» Task instructions
The entries below are to be transcribed in full, without their images.

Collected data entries
##########

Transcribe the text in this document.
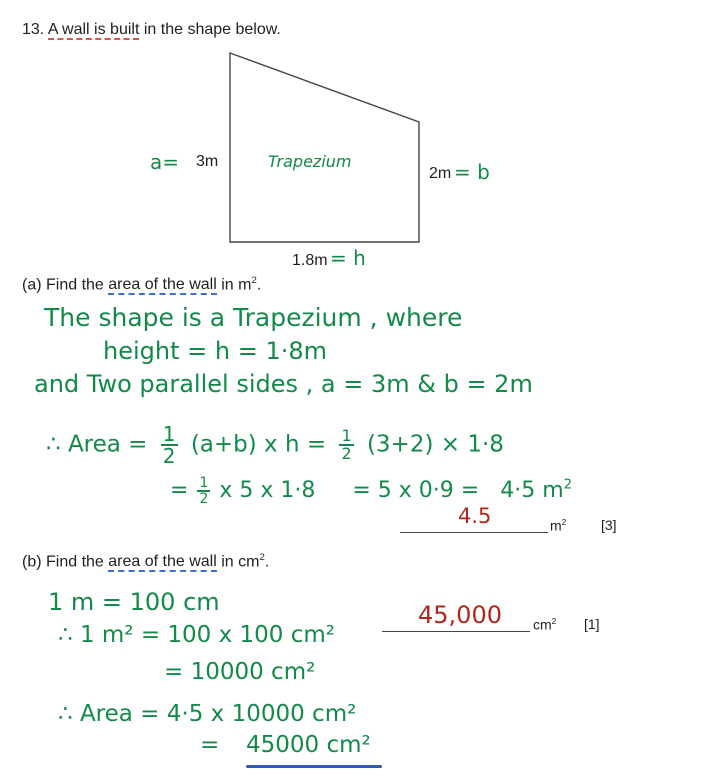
13. A wall is built in the shape below.
Trapezium
a= 3m
2m = b
1.8m = h
(a) Find the area of the wall in $m^2$.
The shape is a Trapezium , where
height = h = 1·8m
and Two parallel sides , a = 3m & b = 2m
∴ Area = $\frac{1}{2} (a+b)$ x $h = \frac{1}{2} (3+2) \times 1\cdot 8$
= $\frac{1}{2}$ x 5 x 1·8 = 5 x 0·9 = 4·5 $m^2$
4.5	$m^2$ [3]
(b) Find the area of the wall in $cm^2$.
1 m = 100 cm
∴ 1 m² = 100 x 100 cm²
= 10000 cm²
∴ Area = 4·5 x 10000 cm²
= 45000 cm²
45,000 $cm^2$ [1]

##########

» Output for this exercise
Transcribe the text in this document.
13. A wall is built in the shape below.
Trapezium
a= 3m
2m = b
1.8m = h
(a) Find the area of the wall in $m^2$.
The shape is a Trapezium , where
height = h = 1·8m
and Two parallel sides , a = 3m & b = 2m
∴ Area = $\frac{1}{2} (a+b)$ x $h = \frac{1}{2} (3+2) \times 1\cdot 8$
= $\frac{1}{2}$ x 5 x 1·8 = 5 x 0·9 = 4·5 $m^2$
4.5	$m^2$ [3]
(b) Find the area of the wall in $cm^2$.
1 m = 100 cm
∴ 1 m² = 100 x 100 cm²
= 10000 cm²
∴ Area = 4·5 x 10000 cm²
= 45000 cm²
45,000 $cm^2$ [1]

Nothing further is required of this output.